TASK DESCRIPTION = Below are records to be output exactly, every one of them.

Extracted records
● ● ● ● ● ● ●

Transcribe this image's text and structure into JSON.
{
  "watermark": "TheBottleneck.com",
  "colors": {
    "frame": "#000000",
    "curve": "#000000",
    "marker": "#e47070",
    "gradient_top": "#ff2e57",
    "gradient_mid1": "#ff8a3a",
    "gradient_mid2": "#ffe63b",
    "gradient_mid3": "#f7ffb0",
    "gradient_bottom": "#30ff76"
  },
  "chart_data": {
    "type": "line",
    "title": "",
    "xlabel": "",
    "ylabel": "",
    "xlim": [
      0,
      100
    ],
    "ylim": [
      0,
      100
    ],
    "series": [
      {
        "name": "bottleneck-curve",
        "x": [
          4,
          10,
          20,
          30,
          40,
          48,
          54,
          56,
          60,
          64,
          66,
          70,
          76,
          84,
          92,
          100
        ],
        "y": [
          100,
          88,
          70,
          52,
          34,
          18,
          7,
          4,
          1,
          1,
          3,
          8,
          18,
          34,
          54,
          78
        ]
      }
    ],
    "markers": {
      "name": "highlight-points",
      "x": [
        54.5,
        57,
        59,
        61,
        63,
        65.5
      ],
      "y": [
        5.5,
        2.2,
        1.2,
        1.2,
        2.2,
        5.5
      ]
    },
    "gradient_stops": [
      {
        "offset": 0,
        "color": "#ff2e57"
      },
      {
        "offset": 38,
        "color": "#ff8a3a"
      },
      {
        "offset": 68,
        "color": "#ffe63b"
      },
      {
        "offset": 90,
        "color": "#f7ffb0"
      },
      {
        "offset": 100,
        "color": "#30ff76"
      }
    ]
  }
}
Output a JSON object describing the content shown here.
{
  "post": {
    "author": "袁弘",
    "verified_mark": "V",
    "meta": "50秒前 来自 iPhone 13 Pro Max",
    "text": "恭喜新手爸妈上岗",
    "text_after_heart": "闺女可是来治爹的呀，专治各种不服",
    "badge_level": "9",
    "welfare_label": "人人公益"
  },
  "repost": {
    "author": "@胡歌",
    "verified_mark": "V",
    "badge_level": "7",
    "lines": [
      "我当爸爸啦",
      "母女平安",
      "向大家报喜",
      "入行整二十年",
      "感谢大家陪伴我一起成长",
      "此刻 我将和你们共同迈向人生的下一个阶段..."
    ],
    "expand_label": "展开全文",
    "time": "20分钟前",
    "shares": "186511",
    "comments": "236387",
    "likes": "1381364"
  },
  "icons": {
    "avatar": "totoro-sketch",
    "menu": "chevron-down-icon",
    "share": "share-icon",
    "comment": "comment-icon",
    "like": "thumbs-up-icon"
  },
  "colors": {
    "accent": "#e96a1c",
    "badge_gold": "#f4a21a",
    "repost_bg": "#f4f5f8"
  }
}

● ● ● ● ● ● ●

THE SOLUTION =
Transcribe this image's text and structure into JSON.
{
  "watermark": "TheBottleneck.com",
  "colors": {
    "frame": "#000000",
    "curve": "#000000",
    "marker": "#e47070",
    "gradient_top": "#ff2e57",
    "gradient_mid1": "#ff8a3a",
    "gradient_mid2": "#ffe63b",
    "gradient_mid3": "#f7ffb0",
    "gradient_bottom": "#30ff76"
  },
  "chart_data": {
    "type": "line",
    "title": "",
    "xlabel": "",
    "ylabel": "",
    "xlim": [
      0,
      100
    ],
    "ylim": [
      0,
      100
    ],
    "series": [
      {
        "name": "bottleneck-curve",
        "x": [
          4,
          10,
          20,
          30,
          40,
          48,
          54,
          56,
          60,
          64,
          66,
          70,
          76,
          84,
          92,
          100
        ],
        "y": [
          100,
          88,
          70,
          52,
          34,
          18,
          7,
          4,
          1,
          1,
          3,
          8,
          18,
          34,
          54,
          78
        ]
      }
    ],
    "markers": {
      "name": "highlight-points",
      "x": [
        54.5,
        57,
        59,
        61,
        63,
        65.5
      ],
      "y": [
        5.5,
        2.2,
        1.2,
        1.2,
        2.2,
        5.5
      ]
    },
    "gradient_stops": [
      {
        "offset": 0,
        "color": "#ff2e57"
      },
      {
        "offset": 38,
        "color": "#ff8a3a"
      },
      {
        "offset": 68,
        "color": "#ffe63b"
      },
      {
        "offset": 90,
        "color": "#f7ffb0"
      },
      {
        "offset": 100,
        "color": "#30ff76"
      }
    ]
  }
}
Output a JSON object describing the content shown here.
{
  "post": {
    "author": "袁弘",
    "verified_mark": "V",
    "meta": "50秒前 来自 iPhone 13 Pro Max",
    "text": "恭喜新手爸妈上岗",
    "text_after_heart": "闺女可是来治爹的呀，专治各种不服",
    "badge_level": "9",
    "welfare_label": "人人公益"
  },
  "repost": {
    "author": "@胡歌",
    "verified_mark": "V",
    "badge_level": "7",
    "lines": [
      "我当爸爸啦",
      "母女平安",
      "向大家报喜",
      "入行整二十年",
      "感谢大家陪伴我一起成长",
      "此刻 我将和你们共同迈向人生的下一个阶段..."
    ],
    "expand_label": "展开全文",
    "time": "20分钟前",
    "shares": "186511",
    "comments": "236387",
    "likes": "1381364"
  },
  "icons": {
    "avatar": "totoro-sketch",
    "menu": "chevron-down-icon",
    "share": "share-icon",
    "comment": "comment-icon",
    "like": "thumbs-up-icon"
  },
  "colors": {
    "accent": "#e96a1c",
    "badge_gold": "#f4a21a",
    "repost_bg": "#f4f5f8"
  }
}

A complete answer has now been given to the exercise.